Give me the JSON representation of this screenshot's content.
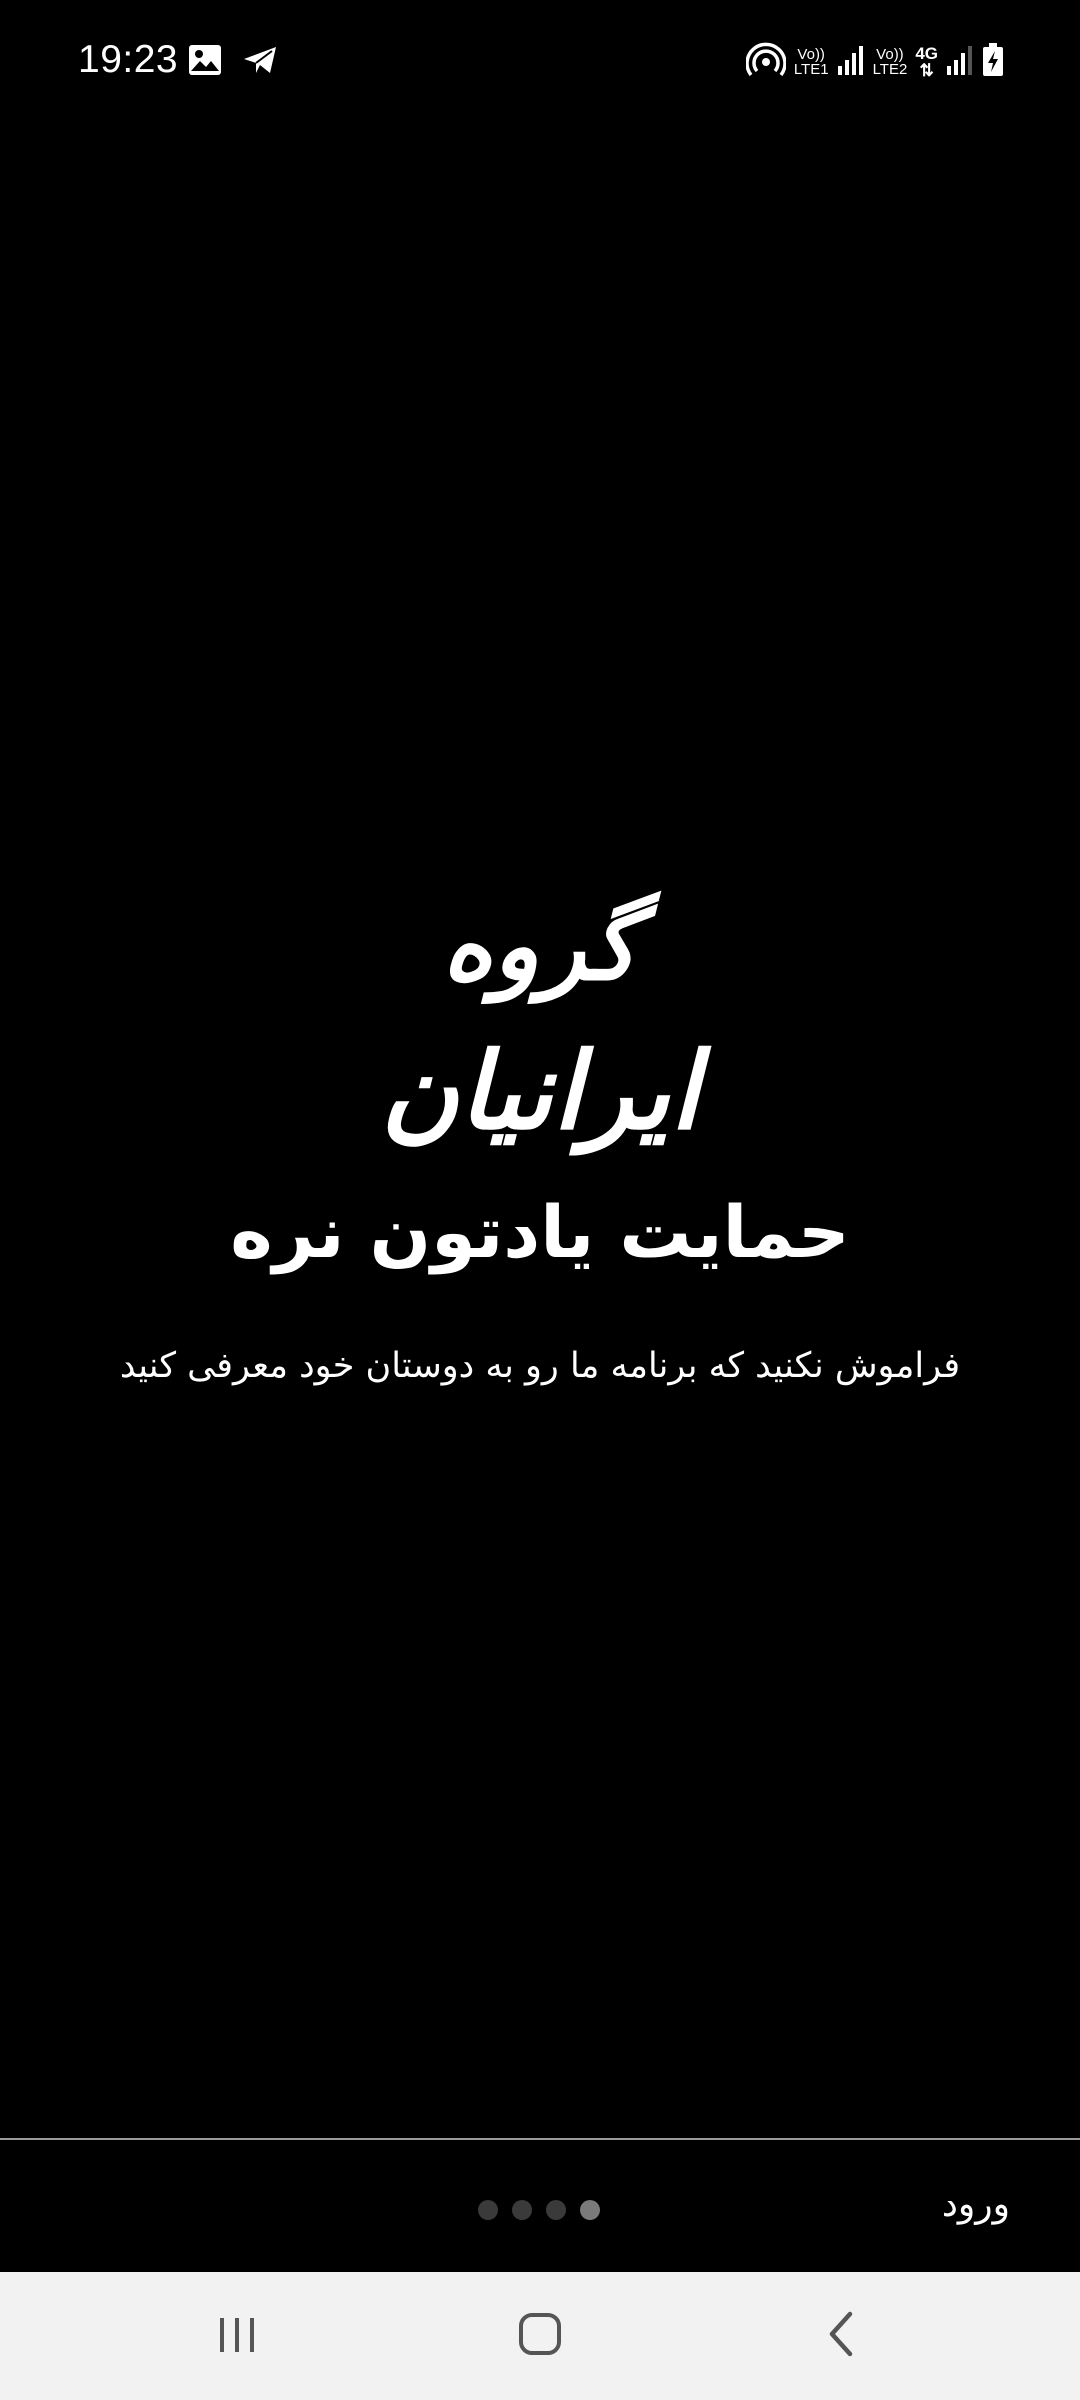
{
  "status_bar": {
    "time": "19:23",
    "icons": {
      "gallery": "image-icon",
      "telegram": "send-icon",
      "hotspot": "hotspot-icon",
      "battery": "battery-charging-icon"
    },
    "sim1": {
      "top": "Vo))",
      "bottom": "LTE1"
    },
    "sim2": {
      "top": "Vo))",
      "bottom": "LTE2"
    },
    "network": "4G"
  },
  "onboarding": {
    "title_line_1": "گروه",
    "title_line_2": "ایرانیان",
    "title_line_3": "حمایت یادتون نره",
    "subtitle": "فراموش نکنید که برنامه ما رو به دوستان خود معرفی کنید",
    "pages_total": 4,
    "active_page": 4
  },
  "bottom_bar": {
    "login_label": "ورود"
  },
  "nav_bar": {
    "recents": "recents-icon",
    "home": "home-icon",
    "back": "back-icon"
  },
  "colors": {
    "background": "#000000",
    "text": "#ffffff",
    "dot_inactive": "#3a3a3a",
    "dot_active": "#7a7a7a",
    "nav_bar": "#f2f2f2"
  }
}
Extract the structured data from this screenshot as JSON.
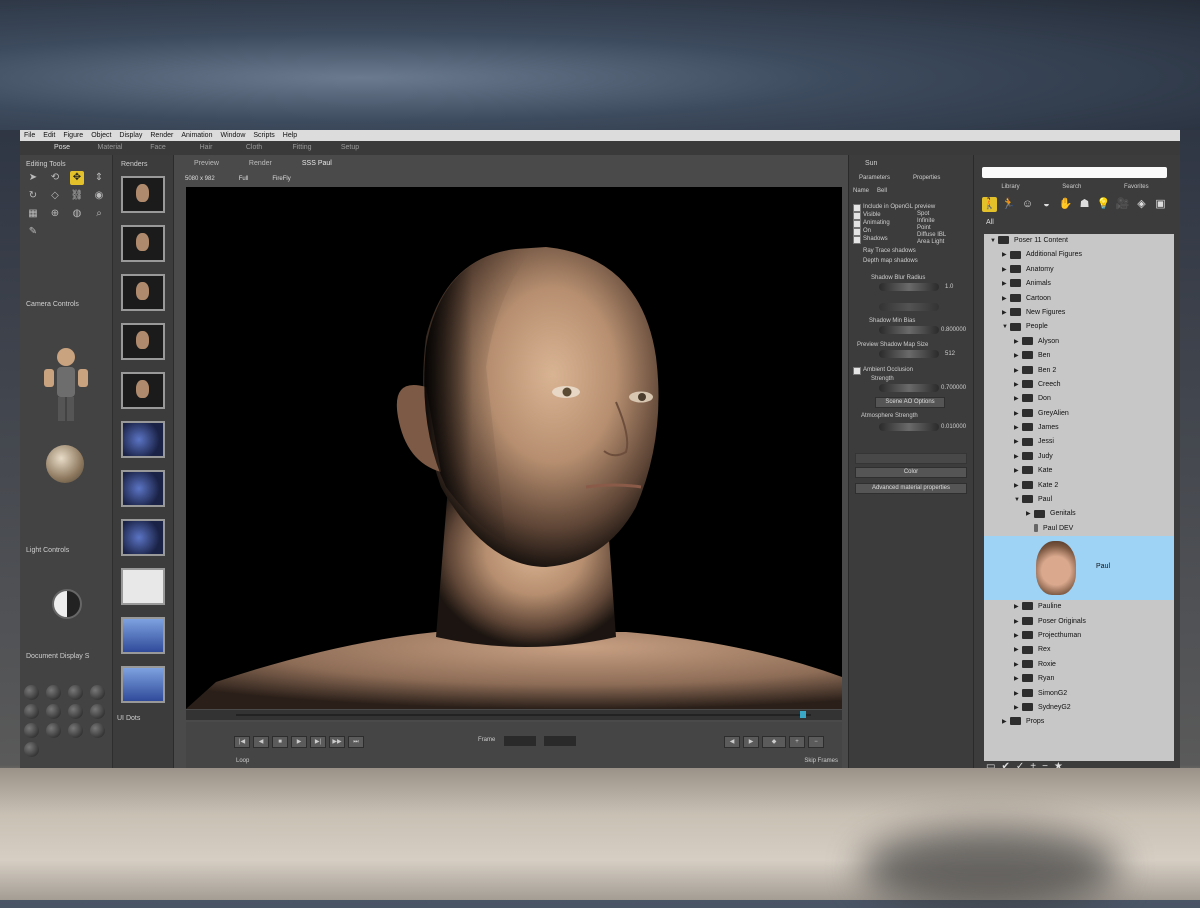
{
  "menu": [
    "File",
    "Edit",
    "Figure",
    "Object",
    "Display",
    "Render",
    "Animation",
    "Window",
    "Scripts",
    "Help"
  ],
  "rooms": [
    "Pose",
    "Material",
    "Face",
    "Hair",
    "Cloth",
    "Fitting",
    "Setup"
  ],
  "left_panel": {
    "editing_tools_title": "Editing Tools",
    "camera_controls_title": "Camera Controls",
    "light_controls_title": "Light Controls",
    "document_display_title": "Document Display S",
    "ui_dots_title": "UI Dots"
  },
  "renders_title": "Renders",
  "viewport": {
    "tabs": [
      "Preview",
      "Render",
      "SSS Paul"
    ],
    "size": "5080 x 982",
    "mode": "Full",
    "renderer": "FireFly"
  },
  "anim": {
    "frame_label": "Frame",
    "loop_label": "Loop",
    "skip_label": "Skip Frames"
  },
  "params_panel": {
    "title": "Sun",
    "tabs": [
      "Parameters",
      "Properties"
    ],
    "subtabs": [
      "Name",
      "Bell"
    ],
    "left_checks": [
      "Include in OpenGL preview",
      "Visible",
      "Animating",
      "On",
      "Shadows"
    ],
    "right_checks": [
      "Spot",
      "Infinite",
      "Point",
      "Diffuse IBL",
      "Area Light"
    ],
    "radio1": "Ray Trace shadows",
    "radio2": "Depth map shadows",
    "shadow_blur_label": "Shadow Blur Radius",
    "shadow_blur_value": "1.0",
    "shadow_min_bias_label": "Shadow Min Bias",
    "shadow_min_bias_value": "0.800000",
    "preview_shadow_label": "Preview Shadow Map Size",
    "preview_shadow_value": "512",
    "ambient_occlusion": "Ambient Occlusion",
    "strength_label": "Strength",
    "strength_value": "0.700000",
    "scene_ao_button": "Scene AO Options",
    "atmosphere_label": "Atmosphere Strength",
    "atmosphere_value": "0.010000",
    "color_button": "Color",
    "advanced_button": "Advanced material properties"
  },
  "library": {
    "tabs": [
      "Library",
      "Search",
      "Favorites"
    ],
    "filter": "All",
    "tree": [
      {
        "label": "Poser 11 Content",
        "depth": 0,
        "open": true
      },
      {
        "label": "Additional Figures",
        "depth": 1
      },
      {
        "label": "Anatomy",
        "depth": 1
      },
      {
        "label": "Animals",
        "depth": 1
      },
      {
        "label": "Cartoon",
        "depth": 1
      },
      {
        "label": "New Figures",
        "depth": 1
      },
      {
        "label": "People",
        "depth": 1,
        "open": true
      },
      {
        "label": "Alyson",
        "depth": 2
      },
      {
        "label": "Ben",
        "depth": 2
      },
      {
        "label": "Ben 2",
        "depth": 2
      },
      {
        "label": "Creech",
        "depth": 2
      },
      {
        "label": "Don",
        "depth": 2
      },
      {
        "label": "GreyAlien",
        "depth": 2
      },
      {
        "label": "James",
        "depth": 2
      },
      {
        "label": "Jessi",
        "depth": 2
      },
      {
        "label": "Judy",
        "depth": 2
      },
      {
        "label": "Kate",
        "depth": 2
      },
      {
        "label": "Kate 2",
        "depth": 2
      },
      {
        "label": "Paul",
        "depth": 2,
        "open": true
      },
      {
        "label": "Genitals",
        "depth": 3
      },
      {
        "label": "Paul DEV",
        "depth": 3,
        "leaf": true
      }
    ],
    "selected_item": "Paul",
    "tree_after": [
      {
        "label": "Pauline",
        "depth": 2
      },
      {
        "label": "Poser Originals",
        "depth": 2
      },
      {
        "label": "Projecthuman",
        "depth": 2
      },
      {
        "label": "Rex",
        "depth": 2
      },
      {
        "label": "Roxie",
        "depth": 2
      },
      {
        "label": "Ryan",
        "depth": 2
      },
      {
        "label": "SimonG2",
        "depth": 2
      },
      {
        "label": "SydneyG2",
        "depth": 2
      },
      {
        "label": "Props",
        "depth": 1
      }
    ]
  }
}
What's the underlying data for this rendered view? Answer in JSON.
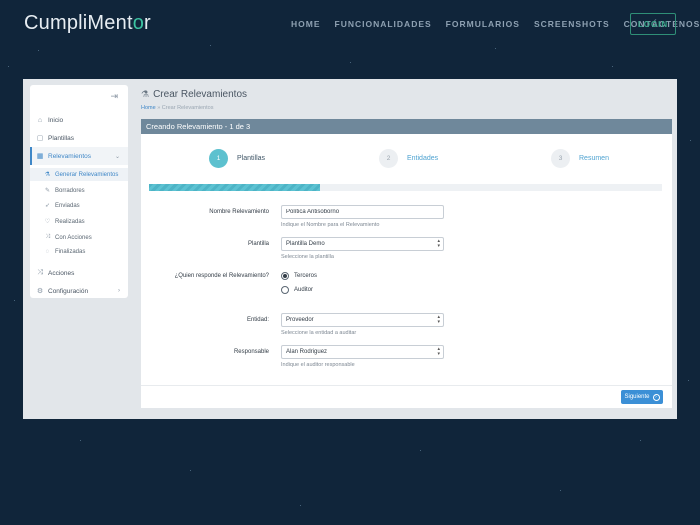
{
  "brand": {
    "name_prefix": "CumpliMent",
    "name_o": "o",
    "name_suffix": "r"
  },
  "nav": [
    {
      "label": "HOME"
    },
    {
      "label": "FUNCIONALIDADES"
    },
    {
      "label": "FORMULARIOS"
    },
    {
      "label": "SCREENSHOTS"
    },
    {
      "label": "CONTÁCTENOS"
    }
  ],
  "login_label": "LOGIN",
  "sidebar": {
    "items": [
      {
        "label": "Inicio",
        "icon": "home-icon"
      },
      {
        "label": "Plantillas",
        "icon": "box-icon"
      },
      {
        "label": "Relevamientos",
        "icon": "grid-icon"
      },
      {
        "label": "Acciones",
        "icon": "shuffle-icon"
      },
      {
        "label": "Configuración",
        "icon": "gear-icon"
      }
    ],
    "subitems": [
      {
        "label": "Generar Relevamientos",
        "icon": "flask-icon"
      },
      {
        "label": "Borradores",
        "icon": "edit-icon"
      },
      {
        "label": "Enviadas",
        "icon": "send-icon"
      },
      {
        "label": "Realizadas",
        "icon": "bulb-icon"
      },
      {
        "label": "Con Acciones",
        "icon": "shuffle-icon"
      },
      {
        "label": "Finalizadas",
        "icon": "check-circle-icon"
      }
    ]
  },
  "page": {
    "title": "Crear Relevamientos",
    "breadcrumb_home": "Home",
    "breadcrumb_sep": "»",
    "breadcrumb_current": "Crear Relevamientos"
  },
  "panel": {
    "header": "Creando Relevamiento - 1 de 3"
  },
  "steps": [
    {
      "num": "1",
      "label": "Plantillas"
    },
    {
      "num": "2",
      "label": "Entidades"
    },
    {
      "num": "3",
      "label": "Resumen"
    }
  ],
  "progress_fraction": 0.333,
  "form": {
    "nombre": {
      "label": "Nombre Relevamiento",
      "value": "Política Antisoborno",
      "help": "Indique el Nombre para el Relevamiento"
    },
    "plantilla": {
      "label": "Plantilla",
      "value": "Plantilla Demo",
      "help": "Seleccione la plantilla"
    },
    "responde": {
      "label": "¿Quien responde el Relevamiento?",
      "options": [
        "Terceros",
        "Auditor"
      ],
      "selected": "Terceros"
    },
    "entidad": {
      "label": "Entidad:",
      "value": "Proveedor",
      "help": "Seleccione la entidad a auditar"
    },
    "responsable": {
      "label": "Responsable",
      "value": "Alan Rodriguez",
      "help": "Indique el auditor responsable"
    }
  },
  "next_label": "Siguiente",
  "colors": {
    "accent": "#3f87c7",
    "step_active": "#5dc1cf",
    "panel_header": "#6f889b",
    "background": "#10253a"
  }
}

(STATED GOAL): Select every line in the material above where the string "this" occurs, and copy it.

(WORKED SOLUTION):
Give me the JSON representation of this screenshot's content.
Extract the structured data from this screenshot as JSON.
What's the underlying data for this rendered view? Answer in JSON.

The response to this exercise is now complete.